— Begin —
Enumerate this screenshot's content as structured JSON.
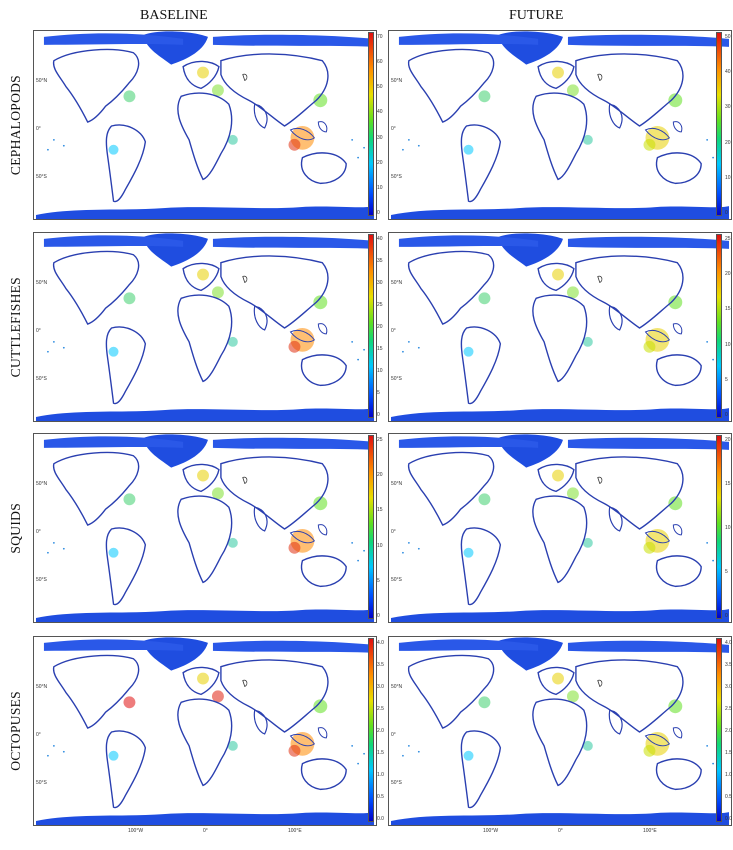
{
  "columns": [
    "BASELINE",
    "FUTURE"
  ],
  "rows": [
    {
      "label": "CEPHALOPODS",
      "baseline_ticks": [
        "70",
        "60",
        "50",
        "40",
        "30",
        "20",
        "10",
        "0"
      ],
      "future_ticks": [
        "50",
        "40",
        "30",
        "20",
        "10",
        "0"
      ]
    },
    {
      "label": "CUTTLEFISHES",
      "baseline_ticks": [
        "40",
        "35",
        "30",
        "25",
        "20",
        "15",
        "10",
        "5",
        "0"
      ],
      "future_ticks": [
        "25",
        "20",
        "15",
        "10",
        "5",
        "0"
      ]
    },
    {
      "label": "SQUIDS",
      "baseline_ticks": [
        "25",
        "20",
        "15",
        "10",
        "5",
        "0"
      ],
      "future_ticks": [
        "20",
        "15",
        "10",
        "5",
        "0"
      ]
    },
    {
      "label": "OCTOPUSES",
      "baseline_ticks": [
        "4.0",
        "3.5",
        "3.0",
        "2.5",
        "2.0",
        "1.5",
        "1.0",
        "0.5",
        "0.0"
      ],
      "future_ticks": [
        "4.0",
        "3.5",
        "3.0",
        "2.5",
        "2.0",
        "1.5",
        "1.0",
        "0.5",
        "0.0"
      ]
    }
  ],
  "lat_labels": [
    "50°N",
    "0°",
    "50°S"
  ],
  "lon_labels": [
    "100°W",
    "0°",
    "100°E"
  ],
  "colors": {
    "land_outline": "#2a3fb0",
    "polar": "#1f4de0",
    "hot": "#e01010",
    "warm": "#ffa000",
    "mid": "#20d070",
    "cool": "#00c8ff"
  }
}
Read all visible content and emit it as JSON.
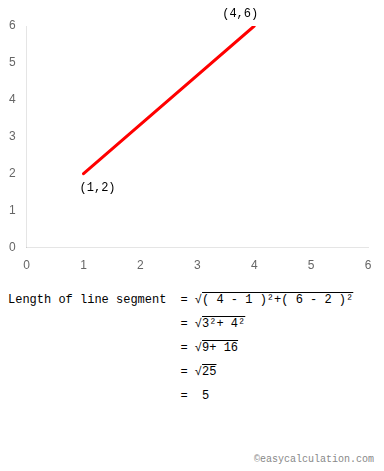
{
  "chart_data": {
    "type": "line",
    "x": [
      1,
      4
    ],
    "values": [
      2,
      6
    ],
    "color": "#ff0000",
    "xlim": [
      0,
      6
    ],
    "ylim": [
      0,
      6
    ],
    "xticks": [
      0,
      1,
      2,
      3,
      4,
      5,
      6
    ],
    "yticks": [
      0,
      1,
      2,
      3,
      4,
      5,
      6
    ],
    "grid": false,
    "annotations": [
      {
        "text": "(1,2)",
        "x": 1,
        "y": 2
      },
      {
        "text": "(4,6)",
        "x": 4,
        "y": 6
      },
      {
        "text": "Length of line segment",
        "lines": [
          "= √( 4 - 1 )²+( 6 - 2 )²",
          "= √3²+ 4²",
          "= √9+ 16",
          "= √25",
          "=  5"
        ]
      },
      {
        "text": "©easycalculation.com"
      }
    ]
  }
}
— End —
**Objective:**
Of the lines above, how many hold the word "content"? Say the number alone.

**Solution to this task:**
2